=== Supplied records ===
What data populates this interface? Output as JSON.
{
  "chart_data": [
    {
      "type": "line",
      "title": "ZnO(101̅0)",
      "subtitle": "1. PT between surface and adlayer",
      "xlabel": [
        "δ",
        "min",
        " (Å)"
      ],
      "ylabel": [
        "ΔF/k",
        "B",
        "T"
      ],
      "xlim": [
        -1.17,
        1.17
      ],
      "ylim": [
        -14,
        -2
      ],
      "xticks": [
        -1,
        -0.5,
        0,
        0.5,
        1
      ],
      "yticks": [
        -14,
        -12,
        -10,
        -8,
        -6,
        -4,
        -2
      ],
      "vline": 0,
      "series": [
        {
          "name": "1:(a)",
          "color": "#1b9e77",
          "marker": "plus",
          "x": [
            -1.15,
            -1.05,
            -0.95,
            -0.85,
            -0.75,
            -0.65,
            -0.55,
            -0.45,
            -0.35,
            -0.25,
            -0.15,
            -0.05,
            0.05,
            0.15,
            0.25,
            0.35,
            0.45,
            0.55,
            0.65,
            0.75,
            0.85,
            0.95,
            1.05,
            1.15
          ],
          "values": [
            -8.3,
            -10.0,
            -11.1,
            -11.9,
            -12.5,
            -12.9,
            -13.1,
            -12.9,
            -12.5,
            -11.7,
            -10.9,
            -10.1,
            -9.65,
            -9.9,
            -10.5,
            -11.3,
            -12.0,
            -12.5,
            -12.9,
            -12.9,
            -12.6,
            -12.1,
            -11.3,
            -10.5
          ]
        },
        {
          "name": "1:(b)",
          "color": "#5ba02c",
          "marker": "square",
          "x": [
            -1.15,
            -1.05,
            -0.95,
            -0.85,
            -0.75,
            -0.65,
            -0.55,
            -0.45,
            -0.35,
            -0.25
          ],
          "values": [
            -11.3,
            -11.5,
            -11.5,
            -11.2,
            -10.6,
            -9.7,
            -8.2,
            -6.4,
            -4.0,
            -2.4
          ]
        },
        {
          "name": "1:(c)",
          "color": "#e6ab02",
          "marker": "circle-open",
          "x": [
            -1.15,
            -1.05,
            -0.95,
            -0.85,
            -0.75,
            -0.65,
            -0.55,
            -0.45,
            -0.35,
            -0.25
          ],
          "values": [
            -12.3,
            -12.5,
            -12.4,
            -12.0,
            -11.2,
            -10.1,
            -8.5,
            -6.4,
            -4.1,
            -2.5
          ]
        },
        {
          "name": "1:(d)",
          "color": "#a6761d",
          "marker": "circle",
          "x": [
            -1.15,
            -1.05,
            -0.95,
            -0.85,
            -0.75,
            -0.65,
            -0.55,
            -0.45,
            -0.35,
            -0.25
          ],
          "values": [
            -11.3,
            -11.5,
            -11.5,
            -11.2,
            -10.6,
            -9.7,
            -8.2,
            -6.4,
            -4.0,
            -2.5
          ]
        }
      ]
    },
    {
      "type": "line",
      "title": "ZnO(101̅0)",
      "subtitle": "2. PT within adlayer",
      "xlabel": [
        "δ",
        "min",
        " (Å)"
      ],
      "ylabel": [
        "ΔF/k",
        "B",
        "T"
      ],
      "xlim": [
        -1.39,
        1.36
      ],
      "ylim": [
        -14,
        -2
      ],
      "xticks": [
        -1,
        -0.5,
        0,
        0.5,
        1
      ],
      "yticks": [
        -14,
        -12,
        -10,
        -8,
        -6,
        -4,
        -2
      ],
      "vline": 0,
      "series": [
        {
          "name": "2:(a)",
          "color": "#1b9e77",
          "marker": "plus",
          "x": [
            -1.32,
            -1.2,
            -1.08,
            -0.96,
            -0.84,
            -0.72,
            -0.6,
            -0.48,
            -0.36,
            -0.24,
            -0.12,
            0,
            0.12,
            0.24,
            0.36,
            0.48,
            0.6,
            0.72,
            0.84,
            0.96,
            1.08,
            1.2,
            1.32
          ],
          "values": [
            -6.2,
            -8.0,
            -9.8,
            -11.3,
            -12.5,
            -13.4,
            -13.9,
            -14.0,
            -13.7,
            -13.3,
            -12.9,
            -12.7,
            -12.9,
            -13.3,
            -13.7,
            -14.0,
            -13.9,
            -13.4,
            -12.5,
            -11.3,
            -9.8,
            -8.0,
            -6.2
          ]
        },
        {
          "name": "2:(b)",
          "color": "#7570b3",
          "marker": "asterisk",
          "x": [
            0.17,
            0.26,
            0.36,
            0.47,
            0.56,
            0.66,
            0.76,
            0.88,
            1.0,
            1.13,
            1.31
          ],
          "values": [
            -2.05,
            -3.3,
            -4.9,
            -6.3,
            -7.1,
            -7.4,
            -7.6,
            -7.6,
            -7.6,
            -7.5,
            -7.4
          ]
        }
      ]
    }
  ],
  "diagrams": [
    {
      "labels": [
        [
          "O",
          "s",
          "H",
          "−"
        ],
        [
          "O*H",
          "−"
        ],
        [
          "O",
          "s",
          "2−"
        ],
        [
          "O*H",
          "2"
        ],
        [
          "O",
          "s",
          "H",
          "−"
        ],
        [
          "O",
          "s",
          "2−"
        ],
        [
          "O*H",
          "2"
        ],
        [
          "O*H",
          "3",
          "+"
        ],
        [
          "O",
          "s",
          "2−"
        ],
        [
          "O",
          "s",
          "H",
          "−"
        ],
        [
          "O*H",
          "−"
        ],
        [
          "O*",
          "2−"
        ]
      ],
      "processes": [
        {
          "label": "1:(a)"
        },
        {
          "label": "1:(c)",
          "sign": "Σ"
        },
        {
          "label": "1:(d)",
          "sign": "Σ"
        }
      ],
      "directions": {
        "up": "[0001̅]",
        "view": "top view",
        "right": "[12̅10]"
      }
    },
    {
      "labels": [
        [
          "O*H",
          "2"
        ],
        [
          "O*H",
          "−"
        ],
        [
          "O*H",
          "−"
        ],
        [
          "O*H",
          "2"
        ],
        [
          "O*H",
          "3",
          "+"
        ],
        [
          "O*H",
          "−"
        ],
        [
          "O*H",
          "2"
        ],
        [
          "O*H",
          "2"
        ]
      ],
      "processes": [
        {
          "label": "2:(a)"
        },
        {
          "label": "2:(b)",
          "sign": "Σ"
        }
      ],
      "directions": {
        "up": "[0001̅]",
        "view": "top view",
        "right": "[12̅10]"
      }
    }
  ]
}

=== Directions ===
Copy the material above back out, exactly as written.

=== Response for this exercise ===
What data populates this interface? Output as JSON.
{
  "chart_data": [
    {
      "type": "line",
      "title": "ZnO(101̅0)",
      "subtitle": "1. PT between surface and adlayer",
      "xlabel": [
        "δ",
        "min",
        " (Å)"
      ],
      "ylabel": [
        "ΔF/k",
        "B",
        "T"
      ],
      "xlim": [
        -1.17,
        1.17
      ],
      "ylim": [
        -14,
        -2
      ],
      "xticks": [
        -1,
        -0.5,
        0,
        0.5,
        1
      ],
      "yticks": [
        -14,
        -12,
        -10,
        -8,
        -6,
        -4,
        -2
      ],
      "vline": 0,
      "series": [
        {
          "name": "1:(a)",
          "color": "#1b9e77",
          "marker": "plus",
          "x": [
            -1.15,
            -1.05,
            -0.95,
            -0.85,
            -0.75,
            -0.65,
            -0.55,
            -0.45,
            -0.35,
            -0.25,
            -0.15,
            -0.05,
            0.05,
            0.15,
            0.25,
            0.35,
            0.45,
            0.55,
            0.65,
            0.75,
            0.85,
            0.95,
            1.05,
            1.15
          ],
          "values": [
            -8.3,
            -10.0,
            -11.1,
            -11.9,
            -12.5,
            -12.9,
            -13.1,
            -12.9,
            -12.5,
            -11.7,
            -10.9,
            -10.1,
            -9.65,
            -9.9,
            -10.5,
            -11.3,
            -12.0,
            -12.5,
            -12.9,
            -12.9,
            -12.6,
            -12.1,
            -11.3,
            -10.5
          ]
        },
        {
          "name": "1:(b)",
          "color": "#5ba02c",
          "marker": "square",
          "x": [
            -1.15,
            -1.05,
            -0.95,
            -0.85,
            -0.75,
            -0.65,
            -0.55,
            -0.45,
            -0.35,
            -0.25
          ],
          "values": [
            -11.3,
            -11.5,
            -11.5,
            -11.2,
            -10.6,
            -9.7,
            -8.2,
            -6.4,
            -4.0,
            -2.4
          ]
        },
        {
          "name": "1:(c)",
          "color": "#e6ab02",
          "marker": "circle-open",
          "x": [
            -1.15,
            -1.05,
            -0.95,
            -0.85,
            -0.75,
            -0.65,
            -0.55,
            -0.45,
            -0.35,
            -0.25
          ],
          "values": [
            -12.3,
            -12.5,
            -12.4,
            -12.0,
            -11.2,
            -10.1,
            -8.5,
            -6.4,
            -4.1,
            -2.5
          ]
        },
        {
          "name": "1:(d)",
          "color": "#a6761d",
          "marker": "circle",
          "x": [
            -1.15,
            -1.05,
            -0.95,
            -0.85,
            -0.75,
            -0.65,
            -0.55,
            -0.45,
            -0.35,
            -0.25
          ],
          "values": [
            -11.3,
            -11.5,
            -11.5,
            -11.2,
            -10.6,
            -9.7,
            -8.2,
            -6.4,
            -4.0,
            -2.5
          ]
        }
      ]
    },
    {
      "type": "line",
      "title": "ZnO(101̅0)",
      "subtitle": "2. PT within adlayer",
      "xlabel": [
        "δ",
        "min",
        " (Å)"
      ],
      "ylabel": [
        "ΔF/k",
        "B",
        "T"
      ],
      "xlim": [
        -1.39,
        1.36
      ],
      "ylim": [
        -14,
        -2
      ],
      "xticks": [
        -1,
        -0.5,
        0,
        0.5,
        1
      ],
      "yticks": [
        -14,
        -12,
        -10,
        -8,
        -6,
        -4,
        -2
      ],
      "vline": 0,
      "series": [
        {
          "name": "2:(a)",
          "color": "#1b9e77",
          "marker": "plus",
          "x": [
            -1.32,
            -1.2,
            -1.08,
            -0.96,
            -0.84,
            -0.72,
            -0.6,
            -0.48,
            -0.36,
            -0.24,
            -0.12,
            0,
            0.12,
            0.24,
            0.36,
            0.48,
            0.6,
            0.72,
            0.84,
            0.96,
            1.08,
            1.2,
            1.32
          ],
          "values": [
            -6.2,
            -8.0,
            -9.8,
            -11.3,
            -12.5,
            -13.4,
            -13.9,
            -14.0,
            -13.7,
            -13.3,
            -12.9,
            -12.7,
            -12.9,
            -13.3,
            -13.7,
            -14.0,
            -13.9,
            -13.4,
            -12.5,
            -11.3,
            -9.8,
            -8.0,
            -6.2
          ]
        },
        {
          "name": "2:(b)",
          "color": "#7570b3",
          "marker": "asterisk",
          "x": [
            0.17,
            0.26,
            0.36,
            0.47,
            0.56,
            0.66,
            0.76,
            0.88,
            1.0,
            1.13,
            1.31
          ],
          "values": [
            -2.05,
            -3.3,
            -4.9,
            -6.3,
            -7.1,
            -7.4,
            -7.6,
            -7.6,
            -7.6,
            -7.5,
            -7.4
          ]
        }
      ]
    }
  ],
  "diagrams": [
    {
      "labels": [
        [
          "O",
          "s",
          "H",
          "−"
        ],
        [
          "O*H",
          "−"
        ],
        [
          "O",
          "s",
          "2−"
        ],
        [
          "O*H",
          "2"
        ],
        [
          "O",
          "s",
          "H",
          "−"
        ],
        [
          "O",
          "s",
          "2−"
        ],
        [
          "O*H",
          "2"
        ],
        [
          "O*H",
          "3",
          "+"
        ],
        [
          "O",
          "s",
          "2−"
        ],
        [
          "O",
          "s",
          "H",
          "−"
        ],
        [
          "O*H",
          "−"
        ],
        [
          "O*",
          "2−"
        ]
      ],
      "processes": [
        {
          "label": "1:(a)"
        },
        {
          "label": "1:(c)",
          "sign": "Σ"
        },
        {
          "label": "1:(d)",
          "sign": "Σ"
        }
      ],
      "directions": {
        "up": "[0001̅]",
        "view": "top view",
        "right": "[12̅10]"
      }
    },
    {
      "labels": [
        [
          "O*H",
          "2"
        ],
        [
          "O*H",
          "−"
        ],
        [
          "O*H",
          "−"
        ],
        [
          "O*H",
          "2"
        ],
        [
          "O*H",
          "3",
          "+"
        ],
        [
          "O*H",
          "−"
        ],
        [
          "O*H",
          "2"
        ],
        [
          "O*H",
          "2"
        ]
      ],
      "processes": [
        {
          "label": "2:(a)"
        },
        {
          "label": "2:(b)",
          "sign": "Σ"
        }
      ],
      "directions": {
        "up": "[0001̅]",
        "view": "top view",
        "right": "[12̅10]"
      }
    }
  ]
}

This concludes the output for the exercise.